EXERCISE OBJECTIVE
Skip the pictures and extract all of the lines exactly as written.

Source data:
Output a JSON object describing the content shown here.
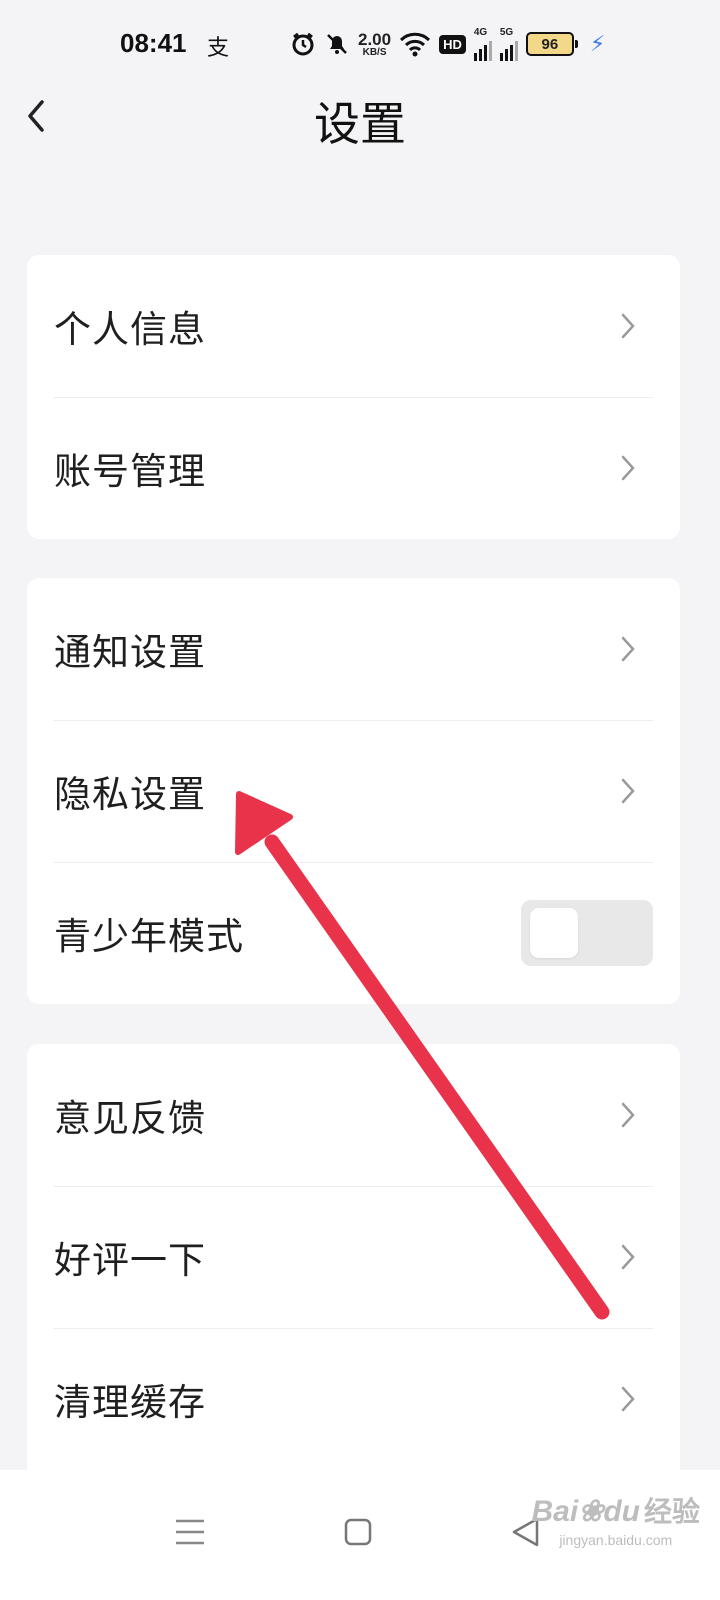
{
  "status_bar": {
    "time": "08:41",
    "app_icon_glyph": "支",
    "net_speed_value": "2.00",
    "net_speed_unit": "KB/S",
    "hd_label": "HD",
    "signal_1_label": "4G",
    "signal_2_label": "5G",
    "battery_level": "96",
    "icons": [
      "alarm-icon",
      "mute-icon",
      "wifi-icon",
      "hd-icon",
      "signal-4g-icon",
      "signal-5g-icon",
      "battery-icon",
      "charging-icon"
    ]
  },
  "header": {
    "title": "设置",
    "back_icon": "chevron-left-icon"
  },
  "groups": [
    {
      "items": [
        {
          "label": "个人信息",
          "type": "link"
        },
        {
          "label": "账号管理",
          "type": "link"
        }
      ]
    },
    {
      "items": [
        {
          "label": "通知设置",
          "type": "link"
        },
        {
          "label": "隐私设置",
          "type": "link"
        },
        {
          "label": "青少年模式",
          "type": "toggle",
          "toggle_state": "off"
        }
      ]
    },
    {
      "items": [
        {
          "label": "意见反馈",
          "type": "link"
        },
        {
          "label": "好评一下",
          "type": "link"
        },
        {
          "label": "清理缓存",
          "type": "link"
        }
      ]
    }
  ],
  "nav_bar": {
    "icons": [
      "menu-icon",
      "home-icon",
      "back-triangle-icon"
    ]
  },
  "annotation": {
    "color": "#e8334a",
    "points_to": "隐私设置"
  },
  "watermark": {
    "logo_text": "Bai",
    "logo_text2": "du",
    "logo_zh": "经验",
    "url": "jingyan.baidu.com"
  },
  "colors": {
    "background": "#f4f4f7",
    "card": "#ffffff",
    "accent_arrow": "#e8334a",
    "charging": "#3c7cf0"
  }
}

WRITTEN ANSWER
Output a JSON object describing the content shown here.
{
  "status_bar": {
    "time": "08:41",
    "app_icon_glyph": "支",
    "net_speed_value": "2.00",
    "net_speed_unit": "KB/S",
    "hd_label": "HD",
    "signal_1_label": "4G",
    "signal_2_label": "5G",
    "battery_level": "96",
    "icons": [
      "alarm-icon",
      "mute-icon",
      "wifi-icon",
      "hd-icon",
      "signal-4g-icon",
      "signal-5g-icon",
      "battery-icon",
      "charging-icon"
    ]
  },
  "header": {
    "title": "设置",
    "back_icon": "chevron-left-icon"
  },
  "groups": [
    {
      "items": [
        {
          "label": "个人信息",
          "type": "link"
        },
        {
          "label": "账号管理",
          "type": "link"
        }
      ]
    },
    {
      "items": [
        {
          "label": "通知设置",
          "type": "link"
        },
        {
          "label": "隐私设置",
          "type": "link"
        },
        {
          "label": "青少年模式",
          "type": "toggle",
          "toggle_state": "off"
        }
      ]
    },
    {
      "items": [
        {
          "label": "意见反馈",
          "type": "link"
        },
        {
          "label": "好评一下",
          "type": "link"
        },
        {
          "label": "清理缓存",
          "type": "link"
        }
      ]
    }
  ],
  "nav_bar": {
    "icons": [
      "menu-icon",
      "home-icon",
      "back-triangle-icon"
    ]
  },
  "annotation": {
    "color": "#e8334a",
    "points_to": "隐私设置"
  },
  "watermark": {
    "logo_text": "Bai",
    "logo_text2": "du",
    "logo_zh": "经验",
    "url": "jingyan.baidu.com"
  },
  "colors": {
    "background": "#f4f4f7",
    "card": "#ffffff",
    "accent_arrow": "#e8334a",
    "charging": "#3c7cf0"
  }
}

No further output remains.